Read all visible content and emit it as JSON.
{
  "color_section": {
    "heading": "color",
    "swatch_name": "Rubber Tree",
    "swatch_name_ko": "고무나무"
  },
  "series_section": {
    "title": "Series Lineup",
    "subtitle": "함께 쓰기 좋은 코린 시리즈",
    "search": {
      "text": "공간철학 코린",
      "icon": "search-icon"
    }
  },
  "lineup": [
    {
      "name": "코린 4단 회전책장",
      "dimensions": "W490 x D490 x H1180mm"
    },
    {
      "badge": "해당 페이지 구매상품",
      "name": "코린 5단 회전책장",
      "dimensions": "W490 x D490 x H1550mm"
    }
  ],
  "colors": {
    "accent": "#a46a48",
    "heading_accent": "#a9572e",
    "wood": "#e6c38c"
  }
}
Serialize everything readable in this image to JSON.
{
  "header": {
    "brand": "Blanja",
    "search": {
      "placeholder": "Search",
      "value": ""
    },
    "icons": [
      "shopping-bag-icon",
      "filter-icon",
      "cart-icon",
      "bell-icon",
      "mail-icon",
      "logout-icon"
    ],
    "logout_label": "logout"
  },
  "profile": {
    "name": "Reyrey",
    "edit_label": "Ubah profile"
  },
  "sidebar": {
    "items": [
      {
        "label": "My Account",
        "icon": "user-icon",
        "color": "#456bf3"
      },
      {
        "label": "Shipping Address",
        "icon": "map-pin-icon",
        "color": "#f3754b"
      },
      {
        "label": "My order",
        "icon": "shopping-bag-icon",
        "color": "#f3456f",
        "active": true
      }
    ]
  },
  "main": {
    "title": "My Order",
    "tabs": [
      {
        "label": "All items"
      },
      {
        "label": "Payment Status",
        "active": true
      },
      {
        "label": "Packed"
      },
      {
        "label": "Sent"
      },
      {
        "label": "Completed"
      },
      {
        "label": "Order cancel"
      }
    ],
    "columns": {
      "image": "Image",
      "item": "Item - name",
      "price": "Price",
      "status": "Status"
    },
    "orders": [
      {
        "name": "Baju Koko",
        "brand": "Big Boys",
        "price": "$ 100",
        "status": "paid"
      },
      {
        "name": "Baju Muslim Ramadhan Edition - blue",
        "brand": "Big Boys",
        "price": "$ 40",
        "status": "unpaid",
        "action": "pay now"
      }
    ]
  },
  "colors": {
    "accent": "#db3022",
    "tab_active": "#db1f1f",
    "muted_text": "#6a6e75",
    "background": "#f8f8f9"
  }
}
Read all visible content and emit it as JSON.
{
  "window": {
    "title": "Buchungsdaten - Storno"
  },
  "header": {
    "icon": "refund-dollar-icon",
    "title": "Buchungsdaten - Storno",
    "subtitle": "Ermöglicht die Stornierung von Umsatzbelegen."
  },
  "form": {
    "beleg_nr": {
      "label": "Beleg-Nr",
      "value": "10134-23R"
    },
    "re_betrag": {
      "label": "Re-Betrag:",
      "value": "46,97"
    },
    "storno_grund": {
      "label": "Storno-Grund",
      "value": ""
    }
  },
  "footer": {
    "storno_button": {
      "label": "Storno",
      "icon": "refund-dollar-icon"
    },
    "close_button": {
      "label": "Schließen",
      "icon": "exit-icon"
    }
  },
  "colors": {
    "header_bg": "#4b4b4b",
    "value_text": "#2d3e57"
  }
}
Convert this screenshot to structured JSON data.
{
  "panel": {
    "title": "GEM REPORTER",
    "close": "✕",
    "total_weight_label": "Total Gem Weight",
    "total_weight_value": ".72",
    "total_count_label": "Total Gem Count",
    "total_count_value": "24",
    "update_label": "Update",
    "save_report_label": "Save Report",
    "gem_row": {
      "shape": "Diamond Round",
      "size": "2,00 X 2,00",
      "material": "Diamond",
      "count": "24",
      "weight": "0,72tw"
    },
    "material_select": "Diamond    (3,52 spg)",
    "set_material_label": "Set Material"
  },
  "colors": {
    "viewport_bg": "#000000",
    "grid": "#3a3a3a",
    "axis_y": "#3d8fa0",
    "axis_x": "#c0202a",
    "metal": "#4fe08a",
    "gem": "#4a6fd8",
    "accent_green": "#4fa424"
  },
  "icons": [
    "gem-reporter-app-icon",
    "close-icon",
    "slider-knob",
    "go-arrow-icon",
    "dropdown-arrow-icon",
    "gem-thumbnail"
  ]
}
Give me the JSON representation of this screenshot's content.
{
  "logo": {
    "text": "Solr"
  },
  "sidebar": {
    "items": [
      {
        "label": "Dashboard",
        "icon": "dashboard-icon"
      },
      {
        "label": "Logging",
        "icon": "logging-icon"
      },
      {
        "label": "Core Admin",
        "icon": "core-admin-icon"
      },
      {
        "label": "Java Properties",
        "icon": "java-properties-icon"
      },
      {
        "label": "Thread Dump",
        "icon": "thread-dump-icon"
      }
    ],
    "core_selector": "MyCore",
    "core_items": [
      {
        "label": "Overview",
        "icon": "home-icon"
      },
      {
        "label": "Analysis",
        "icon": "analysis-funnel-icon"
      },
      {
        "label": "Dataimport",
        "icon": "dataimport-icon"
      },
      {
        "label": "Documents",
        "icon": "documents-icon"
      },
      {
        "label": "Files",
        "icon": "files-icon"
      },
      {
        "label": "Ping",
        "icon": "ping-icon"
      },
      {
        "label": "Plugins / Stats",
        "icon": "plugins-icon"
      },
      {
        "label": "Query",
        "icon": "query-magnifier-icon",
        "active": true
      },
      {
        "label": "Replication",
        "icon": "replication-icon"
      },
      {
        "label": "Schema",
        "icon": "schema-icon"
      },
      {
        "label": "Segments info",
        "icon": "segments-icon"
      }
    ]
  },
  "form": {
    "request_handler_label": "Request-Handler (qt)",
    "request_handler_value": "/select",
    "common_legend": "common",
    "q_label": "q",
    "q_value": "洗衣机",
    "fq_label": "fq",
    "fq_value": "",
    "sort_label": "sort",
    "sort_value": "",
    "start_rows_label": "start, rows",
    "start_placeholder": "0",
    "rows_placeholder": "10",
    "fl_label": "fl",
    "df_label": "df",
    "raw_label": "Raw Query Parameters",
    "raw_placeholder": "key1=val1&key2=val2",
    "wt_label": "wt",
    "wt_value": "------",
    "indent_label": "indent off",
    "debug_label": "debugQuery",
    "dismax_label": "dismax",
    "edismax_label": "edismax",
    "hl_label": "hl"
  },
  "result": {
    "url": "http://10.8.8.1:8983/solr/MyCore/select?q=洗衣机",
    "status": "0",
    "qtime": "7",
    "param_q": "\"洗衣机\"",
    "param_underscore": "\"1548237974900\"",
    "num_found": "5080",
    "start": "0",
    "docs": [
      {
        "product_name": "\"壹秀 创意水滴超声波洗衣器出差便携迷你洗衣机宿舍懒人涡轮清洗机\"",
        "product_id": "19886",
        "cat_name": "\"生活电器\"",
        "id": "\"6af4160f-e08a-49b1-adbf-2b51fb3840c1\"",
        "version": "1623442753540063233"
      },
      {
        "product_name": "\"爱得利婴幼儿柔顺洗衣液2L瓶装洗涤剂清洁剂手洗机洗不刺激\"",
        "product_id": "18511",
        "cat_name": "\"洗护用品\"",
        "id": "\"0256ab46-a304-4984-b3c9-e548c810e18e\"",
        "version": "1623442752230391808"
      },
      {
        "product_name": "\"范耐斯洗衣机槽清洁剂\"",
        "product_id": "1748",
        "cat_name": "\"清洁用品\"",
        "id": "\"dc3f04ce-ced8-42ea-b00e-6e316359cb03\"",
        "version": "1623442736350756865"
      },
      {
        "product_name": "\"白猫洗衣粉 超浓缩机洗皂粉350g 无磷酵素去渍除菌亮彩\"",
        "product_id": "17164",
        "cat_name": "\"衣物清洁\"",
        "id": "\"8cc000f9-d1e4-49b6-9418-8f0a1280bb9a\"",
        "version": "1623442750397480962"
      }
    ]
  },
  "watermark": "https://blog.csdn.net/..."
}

━━━━━━━━━━━━━━━━━━━━

What is asked:
Determine the number of lines in the records that include the string "this", and respond with that number only.

Reply to the exercise:
3